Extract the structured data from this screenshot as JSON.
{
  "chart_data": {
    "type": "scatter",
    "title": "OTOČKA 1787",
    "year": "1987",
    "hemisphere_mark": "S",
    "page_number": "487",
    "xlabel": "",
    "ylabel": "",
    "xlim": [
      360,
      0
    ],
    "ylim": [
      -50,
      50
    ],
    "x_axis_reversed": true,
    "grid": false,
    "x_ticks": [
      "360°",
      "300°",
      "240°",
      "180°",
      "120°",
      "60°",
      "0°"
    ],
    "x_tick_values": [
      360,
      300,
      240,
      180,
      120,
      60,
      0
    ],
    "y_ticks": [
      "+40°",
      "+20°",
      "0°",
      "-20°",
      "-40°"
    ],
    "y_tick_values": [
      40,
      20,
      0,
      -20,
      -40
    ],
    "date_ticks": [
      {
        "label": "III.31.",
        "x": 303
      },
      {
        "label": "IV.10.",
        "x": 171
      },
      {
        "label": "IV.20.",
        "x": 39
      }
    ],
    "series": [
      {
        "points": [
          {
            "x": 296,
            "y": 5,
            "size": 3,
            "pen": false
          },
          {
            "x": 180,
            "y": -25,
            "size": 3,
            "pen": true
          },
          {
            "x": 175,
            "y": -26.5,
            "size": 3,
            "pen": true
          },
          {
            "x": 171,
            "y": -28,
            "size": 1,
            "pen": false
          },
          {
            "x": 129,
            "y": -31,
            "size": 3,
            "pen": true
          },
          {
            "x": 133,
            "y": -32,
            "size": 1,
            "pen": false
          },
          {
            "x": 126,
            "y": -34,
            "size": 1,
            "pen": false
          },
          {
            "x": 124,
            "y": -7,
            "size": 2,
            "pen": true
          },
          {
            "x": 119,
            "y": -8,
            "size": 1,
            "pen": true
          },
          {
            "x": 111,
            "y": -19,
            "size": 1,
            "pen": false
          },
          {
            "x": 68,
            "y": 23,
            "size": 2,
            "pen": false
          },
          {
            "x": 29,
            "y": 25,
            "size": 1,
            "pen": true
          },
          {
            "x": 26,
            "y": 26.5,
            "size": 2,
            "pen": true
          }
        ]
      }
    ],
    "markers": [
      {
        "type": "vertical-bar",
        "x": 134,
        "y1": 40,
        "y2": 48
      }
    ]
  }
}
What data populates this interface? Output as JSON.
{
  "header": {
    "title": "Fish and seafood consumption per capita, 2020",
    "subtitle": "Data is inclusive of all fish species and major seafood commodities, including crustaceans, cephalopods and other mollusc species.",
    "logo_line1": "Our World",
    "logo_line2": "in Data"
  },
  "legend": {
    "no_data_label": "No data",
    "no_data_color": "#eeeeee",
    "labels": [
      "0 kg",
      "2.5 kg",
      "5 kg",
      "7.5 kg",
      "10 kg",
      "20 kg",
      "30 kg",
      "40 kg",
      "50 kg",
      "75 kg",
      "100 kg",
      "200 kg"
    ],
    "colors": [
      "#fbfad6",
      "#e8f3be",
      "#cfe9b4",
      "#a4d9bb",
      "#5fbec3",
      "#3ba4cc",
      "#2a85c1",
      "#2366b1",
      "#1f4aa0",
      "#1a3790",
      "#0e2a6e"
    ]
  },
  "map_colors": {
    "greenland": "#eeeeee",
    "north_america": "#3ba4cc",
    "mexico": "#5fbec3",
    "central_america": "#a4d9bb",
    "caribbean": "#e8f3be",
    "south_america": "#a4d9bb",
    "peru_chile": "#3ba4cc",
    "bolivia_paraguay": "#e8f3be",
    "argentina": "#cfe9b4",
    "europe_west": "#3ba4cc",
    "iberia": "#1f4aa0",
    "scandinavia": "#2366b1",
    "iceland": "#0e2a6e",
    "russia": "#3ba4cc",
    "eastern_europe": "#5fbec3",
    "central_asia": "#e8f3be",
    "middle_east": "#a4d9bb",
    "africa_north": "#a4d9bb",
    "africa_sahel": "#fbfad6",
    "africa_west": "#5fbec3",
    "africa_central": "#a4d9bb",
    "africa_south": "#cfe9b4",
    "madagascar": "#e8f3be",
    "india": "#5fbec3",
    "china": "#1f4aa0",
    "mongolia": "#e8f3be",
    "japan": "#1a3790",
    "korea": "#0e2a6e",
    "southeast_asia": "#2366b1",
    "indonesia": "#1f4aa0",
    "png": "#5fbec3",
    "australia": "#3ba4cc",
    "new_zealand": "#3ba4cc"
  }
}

══════════

• [Challenge]:
Print all of the data exactly as it was given.

• [Full answer]:
Extract the structured data from this screenshot as JSON.
{
  "chart_data": {
    "type": "scatter",
    "title": "OTOČKA 1787",
    "year": "1987",
    "hemisphere_mark": "S",
    "page_number": "487",
    "xlabel": "",
    "ylabel": "",
    "xlim": [
      360,
      0
    ],
    "ylim": [
      -50,
      50
    ],
    "x_axis_reversed": true,
    "grid": false,
    "x_ticks": [
      "360°",
      "300°",
      "240°",
      "180°",
      "120°",
      "60°",
      "0°"
    ],
    "x_tick_values": [
      360,
      300,
      240,
      180,
      120,
      60,
      0
    ],
    "y_ticks": [
      "+40°",
      "+20°",
      "0°",
      "-20°",
      "-40°"
    ],
    "y_tick_values": [
      40,
      20,
      0,
      -20,
      -40
    ],
    "date_ticks": [
      {
        "label": "III.31.",
        "x": 303
      },
      {
        "label": "IV.10.",
        "x": 171
      },
      {
        "label": "IV.20.",
        "x": 39
      }
    ],
    "series": [
      {
        "points": [
          {
            "x": 296,
            "y": 5,
            "size": 3,
            "pen": false
          },
          {
            "x": 180,
            "y": -25,
            "size": 3,
            "pen": true
          },
          {
            "x": 175,
            "y": -26.5,
            "size": 3,
            "pen": true
          },
          {
            "x": 171,
            "y": -28,
            "size": 1,
            "pen": false
          },
          {
            "x": 129,
            "y": -31,
            "size": 3,
            "pen": true
          },
          {
            "x": 133,
            "y": -32,
            "size": 1,
            "pen": false
          },
          {
            "x": 126,
            "y": -34,
            "size": 1,
            "pen": false
          },
          {
            "x": 124,
            "y": -7,
            "size": 2,
            "pen": true
          },
          {
            "x": 119,
            "y": -8,
            "size": 1,
            "pen": true
          },
          {
            "x": 111,
            "y": -19,
            "size": 1,
            "pen": false
          },
          {
            "x": 68,
            "y": 23,
            "size": 2,
            "pen": false
          },
          {
            "x": 29,
            "y": 25,
            "size": 1,
            "pen": true
          },
          {
            "x": 26,
            "y": 26.5,
            "size": 2,
            "pen": true
          }
        ]
      }
    ],
    "markers": [
      {
        "type": "vertical-bar",
        "x": 134,
        "y1": 40,
        "y2": 48
      }
    ]
  }
}
What data populates this interface? Output as JSON.
{
  "header": {
    "title": "Fish and seafood consumption per capita, 2020",
    "subtitle": "Data is inclusive of all fish species and major seafood commodities, including crustaceans, cephalopods and other mollusc species.",
    "logo_line1": "Our World",
    "logo_line2": "in Data"
  },
  "legend": {
    "no_data_label": "No data",
    "no_data_color": "#eeeeee",
    "labels": [
      "0 kg",
      "2.5 kg",
      "5 kg",
      "7.5 kg",
      "10 kg",
      "20 kg",
      "30 kg",
      "40 kg",
      "50 kg",
      "75 kg",
      "100 kg",
      "200 kg"
    ],
    "colors": [
      "#fbfad6",
      "#e8f3be",
      "#cfe9b4",
      "#a4d9bb",
      "#5fbec3",
      "#3ba4cc",
      "#2a85c1",
      "#2366b1",
      "#1f4aa0",
      "#1a3790",
      "#0e2a6e"
    ]
  },
  "map_colors": {
    "greenland": "#eeeeee",
    "north_america": "#3ba4cc",
    "mexico": "#5fbec3",
    "central_america": "#a4d9bb",
    "caribbean": "#e8f3be",
    "south_america": "#a4d9bb",
    "peru_chile": "#3ba4cc",
    "bolivia_paraguay": "#e8f3be",
    "argentina": "#cfe9b4",
    "europe_west": "#3ba4cc",
    "iberia": "#1f4aa0",
    "scandinavia": "#2366b1",
    "iceland": "#0e2a6e",
    "russia": "#3ba4cc",
    "eastern_europe": "#5fbec3",
    "central_asia": "#e8f3be",
    "middle_east": "#a4d9bb",
    "africa_north": "#a4d9bb",
    "africa_sahel": "#fbfad6",
    "africa_west": "#5fbec3",
    "africa_central": "#a4d9bb",
    "africa_south": "#cfe9b4",
    "madagascar": "#e8f3be",
    "india": "#5fbec3",
    "china": "#1f4aa0",
    "mongolia": "#e8f3be",
    "japan": "#1a3790",
    "korea": "#0e2a6e",
    "southeast_asia": "#2366b1",
    "indonesia": "#1f4aa0",
    "png": "#5fbec3",
    "australia": "#3ba4cc",
    "new_zealand": "#3ba4cc"
  }
}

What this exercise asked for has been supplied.